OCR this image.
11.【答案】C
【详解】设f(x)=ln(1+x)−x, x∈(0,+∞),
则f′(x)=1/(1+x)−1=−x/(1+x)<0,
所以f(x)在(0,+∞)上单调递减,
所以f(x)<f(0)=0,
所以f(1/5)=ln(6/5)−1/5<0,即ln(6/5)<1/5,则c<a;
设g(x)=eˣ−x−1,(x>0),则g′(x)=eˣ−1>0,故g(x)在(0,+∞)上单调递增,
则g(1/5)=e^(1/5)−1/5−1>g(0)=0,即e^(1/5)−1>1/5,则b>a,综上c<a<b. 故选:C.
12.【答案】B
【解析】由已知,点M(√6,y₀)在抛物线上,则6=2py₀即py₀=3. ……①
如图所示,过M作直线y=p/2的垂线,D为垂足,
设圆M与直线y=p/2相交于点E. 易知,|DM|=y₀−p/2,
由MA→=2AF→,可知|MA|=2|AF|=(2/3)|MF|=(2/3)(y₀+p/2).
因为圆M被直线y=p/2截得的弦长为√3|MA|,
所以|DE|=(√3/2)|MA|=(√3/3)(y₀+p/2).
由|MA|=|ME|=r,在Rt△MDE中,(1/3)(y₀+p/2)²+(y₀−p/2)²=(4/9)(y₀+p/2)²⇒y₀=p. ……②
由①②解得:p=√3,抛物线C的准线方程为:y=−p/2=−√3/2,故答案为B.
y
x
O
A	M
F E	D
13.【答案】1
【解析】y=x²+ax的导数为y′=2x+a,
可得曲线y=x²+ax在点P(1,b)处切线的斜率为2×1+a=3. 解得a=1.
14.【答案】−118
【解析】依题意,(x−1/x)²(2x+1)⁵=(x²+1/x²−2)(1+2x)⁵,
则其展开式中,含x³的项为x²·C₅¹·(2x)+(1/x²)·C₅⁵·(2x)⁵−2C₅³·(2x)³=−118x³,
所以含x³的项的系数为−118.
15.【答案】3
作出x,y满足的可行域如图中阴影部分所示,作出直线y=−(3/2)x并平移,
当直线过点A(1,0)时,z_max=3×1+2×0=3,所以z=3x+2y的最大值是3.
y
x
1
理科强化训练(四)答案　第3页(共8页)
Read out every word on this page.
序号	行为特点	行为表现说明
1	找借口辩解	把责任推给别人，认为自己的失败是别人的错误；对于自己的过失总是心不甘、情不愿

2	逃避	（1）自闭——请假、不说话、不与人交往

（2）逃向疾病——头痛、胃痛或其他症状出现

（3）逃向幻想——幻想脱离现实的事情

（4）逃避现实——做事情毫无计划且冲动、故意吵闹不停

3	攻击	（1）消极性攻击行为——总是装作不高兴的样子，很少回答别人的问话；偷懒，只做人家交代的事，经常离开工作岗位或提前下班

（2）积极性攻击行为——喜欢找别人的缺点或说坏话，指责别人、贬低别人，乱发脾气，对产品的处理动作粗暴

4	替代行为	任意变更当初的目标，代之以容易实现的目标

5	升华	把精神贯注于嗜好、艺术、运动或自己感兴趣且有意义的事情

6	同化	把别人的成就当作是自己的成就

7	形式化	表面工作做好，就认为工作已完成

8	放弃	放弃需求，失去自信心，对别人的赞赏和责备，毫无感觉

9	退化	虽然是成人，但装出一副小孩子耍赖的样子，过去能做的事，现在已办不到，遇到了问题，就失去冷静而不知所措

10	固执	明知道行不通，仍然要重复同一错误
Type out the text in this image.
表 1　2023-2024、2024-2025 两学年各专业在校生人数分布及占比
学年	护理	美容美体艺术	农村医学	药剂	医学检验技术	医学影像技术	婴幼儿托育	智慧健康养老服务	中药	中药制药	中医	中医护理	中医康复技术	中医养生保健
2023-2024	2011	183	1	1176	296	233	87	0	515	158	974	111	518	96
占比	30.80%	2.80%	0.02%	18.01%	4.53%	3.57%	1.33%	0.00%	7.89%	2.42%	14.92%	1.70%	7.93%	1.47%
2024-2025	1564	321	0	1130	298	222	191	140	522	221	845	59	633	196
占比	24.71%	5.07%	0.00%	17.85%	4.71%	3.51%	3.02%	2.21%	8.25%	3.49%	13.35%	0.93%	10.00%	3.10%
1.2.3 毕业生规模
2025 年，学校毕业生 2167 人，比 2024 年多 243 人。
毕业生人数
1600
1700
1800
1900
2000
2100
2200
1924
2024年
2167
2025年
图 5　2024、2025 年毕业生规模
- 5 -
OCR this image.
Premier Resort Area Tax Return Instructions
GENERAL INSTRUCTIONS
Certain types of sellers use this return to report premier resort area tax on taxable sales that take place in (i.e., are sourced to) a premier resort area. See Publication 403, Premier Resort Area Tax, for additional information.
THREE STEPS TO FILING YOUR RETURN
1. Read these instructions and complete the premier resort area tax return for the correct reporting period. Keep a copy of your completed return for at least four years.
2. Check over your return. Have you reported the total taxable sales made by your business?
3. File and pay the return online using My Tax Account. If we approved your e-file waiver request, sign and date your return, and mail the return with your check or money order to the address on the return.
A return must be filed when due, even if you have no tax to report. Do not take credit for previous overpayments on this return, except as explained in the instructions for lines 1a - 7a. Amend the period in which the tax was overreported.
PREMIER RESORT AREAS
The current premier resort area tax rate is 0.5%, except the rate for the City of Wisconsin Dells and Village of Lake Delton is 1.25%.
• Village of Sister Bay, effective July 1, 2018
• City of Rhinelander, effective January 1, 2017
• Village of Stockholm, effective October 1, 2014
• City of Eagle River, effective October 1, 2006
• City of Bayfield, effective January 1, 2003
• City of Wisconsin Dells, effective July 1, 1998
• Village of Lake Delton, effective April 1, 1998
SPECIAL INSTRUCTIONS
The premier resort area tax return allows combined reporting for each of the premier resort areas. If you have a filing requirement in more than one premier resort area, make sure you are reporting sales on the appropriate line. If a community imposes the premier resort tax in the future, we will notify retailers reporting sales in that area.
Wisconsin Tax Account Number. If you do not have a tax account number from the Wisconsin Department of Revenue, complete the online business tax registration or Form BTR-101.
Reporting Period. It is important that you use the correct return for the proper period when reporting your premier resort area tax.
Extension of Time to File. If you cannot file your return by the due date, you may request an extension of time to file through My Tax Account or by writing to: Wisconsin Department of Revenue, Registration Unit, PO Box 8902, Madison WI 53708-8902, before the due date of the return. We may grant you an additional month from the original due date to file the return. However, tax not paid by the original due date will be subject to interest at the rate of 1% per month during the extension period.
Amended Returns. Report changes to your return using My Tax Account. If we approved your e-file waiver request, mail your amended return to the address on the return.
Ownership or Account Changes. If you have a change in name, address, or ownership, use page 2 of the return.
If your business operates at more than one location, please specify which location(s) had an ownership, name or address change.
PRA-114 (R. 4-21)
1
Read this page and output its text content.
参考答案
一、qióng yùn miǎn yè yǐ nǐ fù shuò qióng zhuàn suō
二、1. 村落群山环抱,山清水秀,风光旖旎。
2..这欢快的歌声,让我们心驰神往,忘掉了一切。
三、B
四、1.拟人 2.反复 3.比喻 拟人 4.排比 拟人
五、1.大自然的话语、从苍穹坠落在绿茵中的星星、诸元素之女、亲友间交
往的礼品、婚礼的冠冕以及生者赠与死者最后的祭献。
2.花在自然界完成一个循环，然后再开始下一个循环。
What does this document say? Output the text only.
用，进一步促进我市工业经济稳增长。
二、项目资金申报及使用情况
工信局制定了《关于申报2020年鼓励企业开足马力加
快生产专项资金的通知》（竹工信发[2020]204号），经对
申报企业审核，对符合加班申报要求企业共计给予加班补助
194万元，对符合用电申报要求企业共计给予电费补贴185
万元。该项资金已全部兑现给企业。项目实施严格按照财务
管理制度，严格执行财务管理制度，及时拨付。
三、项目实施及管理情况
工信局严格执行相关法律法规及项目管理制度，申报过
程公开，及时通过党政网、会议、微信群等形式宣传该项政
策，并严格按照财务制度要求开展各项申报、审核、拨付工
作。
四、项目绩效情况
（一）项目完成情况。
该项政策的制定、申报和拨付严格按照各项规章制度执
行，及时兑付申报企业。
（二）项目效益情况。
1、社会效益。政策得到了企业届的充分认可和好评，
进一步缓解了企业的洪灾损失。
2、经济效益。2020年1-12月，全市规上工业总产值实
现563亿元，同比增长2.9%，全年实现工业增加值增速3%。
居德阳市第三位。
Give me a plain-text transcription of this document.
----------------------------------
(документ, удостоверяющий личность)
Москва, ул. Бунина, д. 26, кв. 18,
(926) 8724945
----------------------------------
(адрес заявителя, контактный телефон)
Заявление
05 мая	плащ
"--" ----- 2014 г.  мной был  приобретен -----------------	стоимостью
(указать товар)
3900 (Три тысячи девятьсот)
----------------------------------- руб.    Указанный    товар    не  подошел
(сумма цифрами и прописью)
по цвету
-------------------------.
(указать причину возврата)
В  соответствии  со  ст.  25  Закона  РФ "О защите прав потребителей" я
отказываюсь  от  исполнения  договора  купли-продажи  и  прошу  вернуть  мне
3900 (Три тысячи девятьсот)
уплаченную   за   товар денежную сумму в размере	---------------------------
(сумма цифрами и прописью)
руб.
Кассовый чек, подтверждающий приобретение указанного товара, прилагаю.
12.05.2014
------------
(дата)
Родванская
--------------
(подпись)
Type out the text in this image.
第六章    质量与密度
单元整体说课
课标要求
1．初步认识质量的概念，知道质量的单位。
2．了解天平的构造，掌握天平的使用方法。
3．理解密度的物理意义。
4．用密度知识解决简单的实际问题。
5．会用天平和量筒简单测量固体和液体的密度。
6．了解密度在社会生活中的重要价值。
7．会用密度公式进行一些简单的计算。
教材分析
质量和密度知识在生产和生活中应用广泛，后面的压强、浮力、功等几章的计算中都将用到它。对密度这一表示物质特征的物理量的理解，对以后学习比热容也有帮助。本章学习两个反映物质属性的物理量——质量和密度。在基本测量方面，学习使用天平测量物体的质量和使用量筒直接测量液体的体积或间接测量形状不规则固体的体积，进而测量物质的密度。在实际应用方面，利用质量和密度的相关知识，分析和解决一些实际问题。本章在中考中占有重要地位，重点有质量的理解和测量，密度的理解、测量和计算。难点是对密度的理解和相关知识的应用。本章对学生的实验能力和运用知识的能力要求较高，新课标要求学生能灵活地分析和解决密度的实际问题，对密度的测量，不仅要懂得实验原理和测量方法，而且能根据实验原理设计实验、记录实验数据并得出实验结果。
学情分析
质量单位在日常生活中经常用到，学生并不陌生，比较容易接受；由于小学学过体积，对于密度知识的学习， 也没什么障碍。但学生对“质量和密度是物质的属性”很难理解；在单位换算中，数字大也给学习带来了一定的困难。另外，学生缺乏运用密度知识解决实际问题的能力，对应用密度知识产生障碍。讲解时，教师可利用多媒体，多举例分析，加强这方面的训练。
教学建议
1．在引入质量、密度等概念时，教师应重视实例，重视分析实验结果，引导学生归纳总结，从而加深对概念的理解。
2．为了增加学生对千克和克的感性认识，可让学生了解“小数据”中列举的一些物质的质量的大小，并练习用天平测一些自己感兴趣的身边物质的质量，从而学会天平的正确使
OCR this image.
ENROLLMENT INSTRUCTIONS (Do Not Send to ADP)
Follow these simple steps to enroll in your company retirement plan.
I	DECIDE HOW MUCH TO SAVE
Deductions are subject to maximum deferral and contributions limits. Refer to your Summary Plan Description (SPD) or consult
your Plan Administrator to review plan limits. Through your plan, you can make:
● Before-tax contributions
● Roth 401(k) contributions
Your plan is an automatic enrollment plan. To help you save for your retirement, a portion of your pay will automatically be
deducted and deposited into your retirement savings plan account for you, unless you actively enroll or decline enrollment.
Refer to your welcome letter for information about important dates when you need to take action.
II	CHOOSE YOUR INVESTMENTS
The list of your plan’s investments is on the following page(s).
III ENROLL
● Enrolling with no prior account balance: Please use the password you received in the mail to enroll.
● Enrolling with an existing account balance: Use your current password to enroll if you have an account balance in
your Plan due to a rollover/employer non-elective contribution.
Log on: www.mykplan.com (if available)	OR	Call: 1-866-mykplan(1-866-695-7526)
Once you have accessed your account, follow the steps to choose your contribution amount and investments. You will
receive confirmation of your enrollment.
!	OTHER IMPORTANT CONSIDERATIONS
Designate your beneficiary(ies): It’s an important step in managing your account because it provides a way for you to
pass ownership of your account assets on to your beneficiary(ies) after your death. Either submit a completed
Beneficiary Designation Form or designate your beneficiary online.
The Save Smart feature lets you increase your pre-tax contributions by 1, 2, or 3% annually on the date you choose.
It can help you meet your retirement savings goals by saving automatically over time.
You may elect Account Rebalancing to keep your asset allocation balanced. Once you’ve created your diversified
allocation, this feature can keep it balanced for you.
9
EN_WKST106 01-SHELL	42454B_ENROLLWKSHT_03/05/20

-*-

Scan the material above. Copy each line where "feature" occurs.

The Save Smart feature lets you increase your pre-tax contributions by 1, 2, or 3% annually on the date you choose.
allocation, this feature can keep it balanced for you.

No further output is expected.